» **EXERCISE INPUTS**

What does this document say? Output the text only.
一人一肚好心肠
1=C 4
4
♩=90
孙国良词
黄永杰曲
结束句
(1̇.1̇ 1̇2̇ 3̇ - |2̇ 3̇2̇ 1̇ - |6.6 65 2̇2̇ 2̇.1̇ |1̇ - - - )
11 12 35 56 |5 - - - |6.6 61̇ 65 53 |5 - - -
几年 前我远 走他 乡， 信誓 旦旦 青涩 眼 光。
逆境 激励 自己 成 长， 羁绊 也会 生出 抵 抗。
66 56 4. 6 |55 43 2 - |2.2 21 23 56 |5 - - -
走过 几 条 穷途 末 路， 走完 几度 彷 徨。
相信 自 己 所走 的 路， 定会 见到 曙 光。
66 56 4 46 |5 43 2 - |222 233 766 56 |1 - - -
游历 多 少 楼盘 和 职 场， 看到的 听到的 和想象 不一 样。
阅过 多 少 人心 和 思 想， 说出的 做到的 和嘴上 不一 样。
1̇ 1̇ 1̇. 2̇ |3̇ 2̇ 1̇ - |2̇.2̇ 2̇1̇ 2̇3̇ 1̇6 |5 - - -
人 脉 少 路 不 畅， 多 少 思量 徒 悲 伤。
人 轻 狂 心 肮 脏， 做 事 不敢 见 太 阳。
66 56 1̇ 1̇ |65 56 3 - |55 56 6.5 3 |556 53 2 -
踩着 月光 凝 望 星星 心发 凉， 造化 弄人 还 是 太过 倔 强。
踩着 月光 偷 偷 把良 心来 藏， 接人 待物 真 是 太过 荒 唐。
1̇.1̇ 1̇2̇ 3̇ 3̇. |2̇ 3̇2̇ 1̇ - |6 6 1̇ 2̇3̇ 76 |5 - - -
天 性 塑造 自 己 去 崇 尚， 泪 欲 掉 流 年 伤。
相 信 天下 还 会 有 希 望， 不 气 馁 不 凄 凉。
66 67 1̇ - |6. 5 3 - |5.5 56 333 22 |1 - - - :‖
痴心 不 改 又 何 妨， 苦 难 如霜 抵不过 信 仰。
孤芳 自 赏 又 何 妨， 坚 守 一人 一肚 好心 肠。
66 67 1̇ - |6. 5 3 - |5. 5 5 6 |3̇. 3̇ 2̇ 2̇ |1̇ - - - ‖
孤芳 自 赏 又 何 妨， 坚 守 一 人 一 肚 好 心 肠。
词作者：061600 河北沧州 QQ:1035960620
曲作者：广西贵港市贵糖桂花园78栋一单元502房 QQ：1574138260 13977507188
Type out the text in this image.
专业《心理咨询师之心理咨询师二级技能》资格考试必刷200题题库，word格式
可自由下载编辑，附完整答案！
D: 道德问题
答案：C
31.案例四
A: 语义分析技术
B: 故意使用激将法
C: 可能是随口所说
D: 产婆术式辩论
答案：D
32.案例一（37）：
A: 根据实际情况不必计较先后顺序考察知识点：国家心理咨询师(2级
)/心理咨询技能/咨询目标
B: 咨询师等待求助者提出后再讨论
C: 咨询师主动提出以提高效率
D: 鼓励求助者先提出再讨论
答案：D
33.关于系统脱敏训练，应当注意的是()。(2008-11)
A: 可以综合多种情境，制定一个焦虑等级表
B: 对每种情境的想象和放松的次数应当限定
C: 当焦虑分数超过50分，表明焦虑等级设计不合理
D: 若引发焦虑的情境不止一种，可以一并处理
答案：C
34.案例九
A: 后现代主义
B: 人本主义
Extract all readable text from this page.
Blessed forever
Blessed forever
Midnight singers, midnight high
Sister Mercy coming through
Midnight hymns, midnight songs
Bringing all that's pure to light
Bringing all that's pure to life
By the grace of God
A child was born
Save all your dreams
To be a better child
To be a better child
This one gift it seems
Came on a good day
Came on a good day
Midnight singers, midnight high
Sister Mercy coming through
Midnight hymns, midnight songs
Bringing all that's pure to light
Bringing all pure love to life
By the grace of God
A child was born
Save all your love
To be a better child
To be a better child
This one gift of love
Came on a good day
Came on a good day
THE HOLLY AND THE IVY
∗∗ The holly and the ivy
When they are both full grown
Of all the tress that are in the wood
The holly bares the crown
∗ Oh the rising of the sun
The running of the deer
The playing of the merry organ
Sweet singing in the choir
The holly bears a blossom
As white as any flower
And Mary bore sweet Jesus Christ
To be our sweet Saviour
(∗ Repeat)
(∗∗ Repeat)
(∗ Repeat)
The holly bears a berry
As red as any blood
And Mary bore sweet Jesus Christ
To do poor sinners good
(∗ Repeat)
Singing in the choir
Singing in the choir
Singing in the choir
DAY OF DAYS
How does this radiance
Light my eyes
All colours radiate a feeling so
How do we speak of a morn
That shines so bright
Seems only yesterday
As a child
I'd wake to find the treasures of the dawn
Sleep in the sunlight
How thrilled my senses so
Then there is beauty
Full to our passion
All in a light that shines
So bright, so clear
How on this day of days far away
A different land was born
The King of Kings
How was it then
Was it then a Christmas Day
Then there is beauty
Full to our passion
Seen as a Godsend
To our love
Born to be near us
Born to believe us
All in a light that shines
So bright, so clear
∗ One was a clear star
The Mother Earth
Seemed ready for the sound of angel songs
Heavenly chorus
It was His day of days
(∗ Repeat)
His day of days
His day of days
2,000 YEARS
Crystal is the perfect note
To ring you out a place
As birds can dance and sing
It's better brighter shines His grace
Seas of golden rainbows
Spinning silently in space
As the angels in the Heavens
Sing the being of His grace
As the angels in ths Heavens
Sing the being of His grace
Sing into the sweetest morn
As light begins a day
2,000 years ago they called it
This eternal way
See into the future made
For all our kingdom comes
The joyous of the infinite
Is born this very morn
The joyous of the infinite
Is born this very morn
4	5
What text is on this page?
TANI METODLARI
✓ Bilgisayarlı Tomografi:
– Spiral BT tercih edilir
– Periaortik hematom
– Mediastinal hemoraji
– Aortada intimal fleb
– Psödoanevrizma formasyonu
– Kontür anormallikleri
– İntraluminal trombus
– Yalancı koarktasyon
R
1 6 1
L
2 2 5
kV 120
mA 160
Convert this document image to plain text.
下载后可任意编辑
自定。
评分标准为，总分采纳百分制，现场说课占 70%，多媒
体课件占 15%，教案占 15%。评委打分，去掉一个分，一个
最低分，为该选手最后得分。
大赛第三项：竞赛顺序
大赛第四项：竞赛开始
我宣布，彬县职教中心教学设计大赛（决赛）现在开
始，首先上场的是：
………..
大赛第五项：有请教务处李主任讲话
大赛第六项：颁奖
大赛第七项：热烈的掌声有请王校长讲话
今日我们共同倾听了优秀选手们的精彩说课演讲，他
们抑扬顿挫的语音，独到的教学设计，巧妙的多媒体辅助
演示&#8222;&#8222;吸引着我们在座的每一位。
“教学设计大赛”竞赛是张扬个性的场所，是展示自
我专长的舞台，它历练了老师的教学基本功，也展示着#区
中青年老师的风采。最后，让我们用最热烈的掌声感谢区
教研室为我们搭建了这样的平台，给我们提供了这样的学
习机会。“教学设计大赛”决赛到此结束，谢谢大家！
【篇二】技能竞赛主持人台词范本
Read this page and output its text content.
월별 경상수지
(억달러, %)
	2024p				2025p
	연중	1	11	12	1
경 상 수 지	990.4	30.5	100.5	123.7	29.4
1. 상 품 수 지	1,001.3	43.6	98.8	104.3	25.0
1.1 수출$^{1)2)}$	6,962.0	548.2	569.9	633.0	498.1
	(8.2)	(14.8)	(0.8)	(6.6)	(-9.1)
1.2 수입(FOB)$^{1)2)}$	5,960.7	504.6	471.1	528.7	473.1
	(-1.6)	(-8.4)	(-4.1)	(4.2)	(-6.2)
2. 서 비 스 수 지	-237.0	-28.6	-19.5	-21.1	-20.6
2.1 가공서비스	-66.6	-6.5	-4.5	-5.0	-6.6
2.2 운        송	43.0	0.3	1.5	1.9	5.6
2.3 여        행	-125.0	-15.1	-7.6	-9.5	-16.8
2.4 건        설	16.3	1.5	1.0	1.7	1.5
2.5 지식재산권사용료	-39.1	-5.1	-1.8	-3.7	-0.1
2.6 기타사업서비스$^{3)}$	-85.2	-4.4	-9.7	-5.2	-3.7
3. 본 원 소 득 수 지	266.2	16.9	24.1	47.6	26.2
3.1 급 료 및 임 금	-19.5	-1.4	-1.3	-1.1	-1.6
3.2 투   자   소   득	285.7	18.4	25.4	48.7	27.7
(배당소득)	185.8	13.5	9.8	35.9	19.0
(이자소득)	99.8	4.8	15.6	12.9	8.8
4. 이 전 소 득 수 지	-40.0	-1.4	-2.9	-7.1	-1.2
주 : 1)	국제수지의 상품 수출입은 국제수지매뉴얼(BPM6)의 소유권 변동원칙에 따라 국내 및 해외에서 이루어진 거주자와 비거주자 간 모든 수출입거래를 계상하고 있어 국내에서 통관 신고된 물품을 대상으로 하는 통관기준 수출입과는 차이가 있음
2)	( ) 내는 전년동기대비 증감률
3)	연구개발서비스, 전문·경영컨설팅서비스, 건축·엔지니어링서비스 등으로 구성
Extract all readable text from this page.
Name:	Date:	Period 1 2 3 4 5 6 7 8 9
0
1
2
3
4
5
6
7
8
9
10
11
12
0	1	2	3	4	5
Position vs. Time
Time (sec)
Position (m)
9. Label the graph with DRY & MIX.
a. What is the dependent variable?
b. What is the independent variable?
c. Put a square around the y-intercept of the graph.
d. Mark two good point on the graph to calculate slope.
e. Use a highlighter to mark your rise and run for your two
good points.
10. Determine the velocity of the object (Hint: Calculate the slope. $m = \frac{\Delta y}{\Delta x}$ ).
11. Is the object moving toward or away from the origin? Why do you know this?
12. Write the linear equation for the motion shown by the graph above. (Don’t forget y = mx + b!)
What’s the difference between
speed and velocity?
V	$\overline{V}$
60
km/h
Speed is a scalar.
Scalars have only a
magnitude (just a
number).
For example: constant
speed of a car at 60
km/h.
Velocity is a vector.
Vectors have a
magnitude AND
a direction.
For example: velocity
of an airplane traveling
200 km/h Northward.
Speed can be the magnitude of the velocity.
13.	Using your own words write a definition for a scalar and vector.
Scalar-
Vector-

» **EXERCISE INSTRUCTIONS**
Look through the material above and work out how many of its lines contain "shines". State the number only.

» **OUTPUT BELOW**
4